■ GOAL OF THE EXERCISE ■
Give back each entry unchanged, minus pictures.

[Dataset items]

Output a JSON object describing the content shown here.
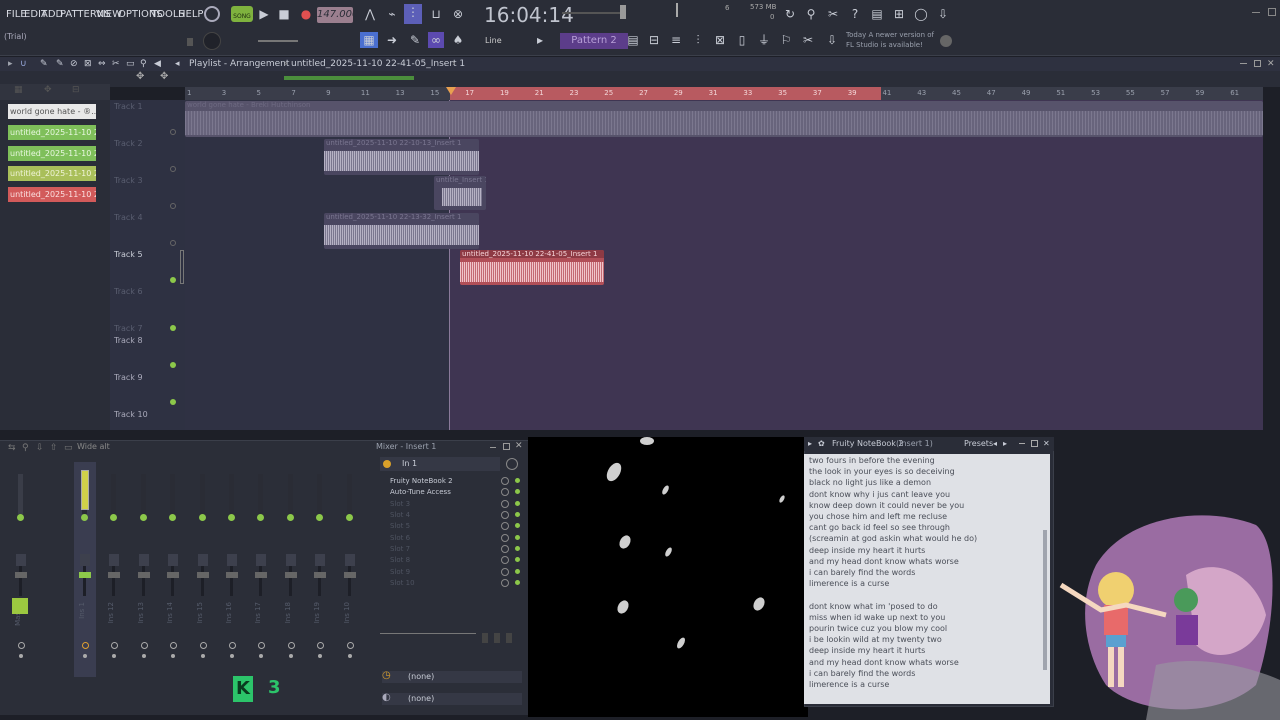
{
  "topbar": {
    "menu": [
      "FILE",
      "EDIT",
      "ADD",
      "PATTERNS",
      "VIEW",
      "OPTIONS",
      "TOOLS",
      "HELP"
    ],
    "trial": "(Trial)",
    "song_label": "SONG",
    "tempo": "147.000",
    "clock": "16:04:14",
    "cpu_num": "6",
    "mem": "573 MB",
    "mem_sub": "0",
    "snap_label": "Line",
    "pattern": "Pattern 2",
    "news_day": "Today",
    "news_text": "A newer version of",
    "news_text2": "FL Studio is available!"
  },
  "playlist": {
    "title": "Playlist - Arrangement",
    "file": "untitled_2025-11-10 22-41-05_Insert 1",
    "ruler": [
      "1",
      "3",
      "5",
      "7",
      "9",
      "11",
      "13",
      "15",
      "17",
      "19",
      "21",
      "23",
      "25",
      "27",
      "29",
      "31",
      "33",
      "35",
      "37",
      "39",
      "41",
      "43",
      "45",
      "47",
      "49",
      "51",
      "53",
      "55",
      "57",
      "59",
      "61"
    ],
    "picker": [
      {
        "label": "world gone hate - ®...",
        "color": "#e3e3e3"
      },
      {
        "label": "untitled_2025-11-10 22-...",
        "color": "#7fbf5a"
      },
      {
        "label": "untitled_2025-11-10 22-...",
        "color": "#7fbf5a"
      },
      {
        "label": "untitled_2025-11-10 22-...",
        "color": "#a9bf5a"
      },
      {
        "label": "untitled_2025-11-10 22-...",
        "color": "#d25a5a"
      }
    ],
    "tracks": [
      "Track 1",
      "Track 2",
      "Track 3",
      "Track 4",
      "Track 5",
      "Track 6",
      "Track 7",
      "Track 8",
      "Track 9",
      "Track 10"
    ],
    "clips": {
      "c1": "world gone hate - Breki Hutchinson",
      "c2": "untitled_2025-11-10 22-10-13_Insert 1",
      "c3": "untitle_Insert 1",
      "c4": "untitled_2025-11-10 22-13-32_Insert 1",
      "c5": "untitled_2025-11-10 22-41-05_Insert 1"
    }
  },
  "mixer": {
    "title": "Mixer - Insert 1",
    "preset": "Wide alt",
    "input": "In 1",
    "slots": [
      "Fruity NoteBook 2",
      "Auto-Tune Access",
      "Slot 3",
      "Slot 4",
      "Slot 5",
      "Slot 6",
      "Slot 7",
      "Slot 8",
      "Slot 9",
      "Slot 10"
    ],
    "strips": [
      "Master",
      "Ins 1",
      "Ins 12",
      "Ins 13",
      "Ins 14",
      "Ins 15",
      "Ins 16",
      "Ins 17",
      "Ins 18",
      "Ins 19",
      "Ins 10"
    ],
    "none1": "(none)",
    "none2": "(none)",
    "badge_num": "3"
  },
  "notebook": {
    "title": "Fruity NoteBook 2",
    "insert": "(Insert 1)",
    "presets": "Presets",
    "lines": [
      "two fours in before the evening",
      "the look in your eyes is so deceiving",
      "black no light jus like a demon",
      "dont know why i jus cant leave you",
      "know deep down it could never be you",
      "you chose him and left me recluse",
      "cant go back id feel so see through",
      "(screamin at god askin what would he do)",
      "deep inside my heart it hurts",
      "and my head dont know whats worse",
      "i can barely find the words",
      "limerence is a curse",
      "",
      "dont know what im 'posed to do",
      "miss when id wake up next to you",
      "pourin twice cuz you blow my cool",
      "i be lookin wild at my twenty two",
      "deep inside my heart it hurts",
      "and my head dont know whats worse",
      "i can barely find the words",
      "limerence is a curse"
    ]
  }
}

■ IN RESPONSE ■
Output a JSON object describing the content shown here.
{
  "topbar": {
    "menu": [
      "FILE",
      "EDIT",
      "ADD",
      "PATTERNS",
      "VIEW",
      "OPTIONS",
      "TOOLS",
      "HELP"
    ],
    "trial": "(Trial)",
    "song_label": "SONG",
    "tempo": "147.000",
    "clock": "16:04:14",
    "cpu_num": "6",
    "mem": "573 MB",
    "mem_sub": "0",
    "snap_label": "Line",
    "pattern": "Pattern 2",
    "news_day": "Today",
    "news_text": "A newer version of",
    "news_text2": "FL Studio is available!"
  },
  "playlist": {
    "title": "Playlist - Arrangement",
    "file": "untitled_2025-11-10 22-41-05_Insert 1",
    "ruler": [
      "1",
      "3",
      "5",
      "7",
      "9",
      "11",
      "13",
      "15",
      "17",
      "19",
      "21",
      "23",
      "25",
      "27",
      "29",
      "31",
      "33",
      "35",
      "37",
      "39",
      "41",
      "43",
      "45",
      "47",
      "49",
      "51",
      "53",
      "55",
      "57",
      "59",
      "61"
    ],
    "picker": [
      {
        "label": "world gone hate - ®...",
        "color": "#e3e3e3"
      },
      {
        "label": "untitled_2025-11-10 22-...",
        "color": "#7fbf5a"
      },
      {
        "label": "untitled_2025-11-10 22-...",
        "color": "#7fbf5a"
      },
      {
        "label": "untitled_2025-11-10 22-...",
        "color": "#a9bf5a"
      },
      {
        "label": "untitled_2025-11-10 22-...",
        "color": "#d25a5a"
      }
    ],
    "tracks": [
      "Track 1",
      "Track 2",
      "Track 3",
      "Track 4",
      "Track 5",
      "Track 6",
      "Track 7",
      "Track 8",
      "Track 9",
      "Track 10"
    ],
    "clips": {
      "c1": "world gone hate - Breki Hutchinson",
      "c2": "untitled_2025-11-10 22-10-13_Insert 1",
      "c3": "untitle_Insert 1",
      "c4": "untitled_2025-11-10 22-13-32_Insert 1",
      "c5": "untitled_2025-11-10 22-41-05_Insert 1"
    }
  },
  "mixer": {
    "title": "Mixer - Insert 1",
    "preset": "Wide alt",
    "input": "In 1",
    "slots": [
      "Fruity NoteBook 2",
      "Auto-Tune Access",
      "Slot 3",
      "Slot 4",
      "Slot 5",
      "Slot 6",
      "Slot 7",
      "Slot 8",
      "Slot 9",
      "Slot 10"
    ],
    "strips": [
      "Master",
      "Ins 1",
      "Ins 12",
      "Ins 13",
      "Ins 14",
      "Ins 15",
      "Ins 16",
      "Ins 17",
      "Ins 18",
      "Ins 19",
      "Ins 10"
    ],
    "none1": "(none)",
    "none2": "(none)",
    "badge_num": "3"
  },
  "notebook": {
    "title": "Fruity NoteBook 2",
    "insert": "(Insert 1)",
    "presets": "Presets",
    "lines": [
      "two fours in before the evening",
      "the look in your eyes is so deceiving",
      "black no light jus like a demon",
      "dont know why i jus cant leave you",
      "know deep down it could never be you",
      "you chose him and left me recluse",
      "cant go back id feel so see through",
      "(screamin at god askin what would he do)",
      "deep inside my heart it hurts",
      "and my head dont know whats worse",
      "i can barely find the words",
      "limerence is a curse",
      "",
      "dont know what im 'posed to do",
      "miss when id wake up next to you",
      "pourin twice cuz you blow my cool",
      "i be lookin wild at my twenty two",
      "deep inside my heart it hurts",
      "and my head dont know whats worse",
      "i can barely find the words",
      "limerence is a curse"
    ]
  }
}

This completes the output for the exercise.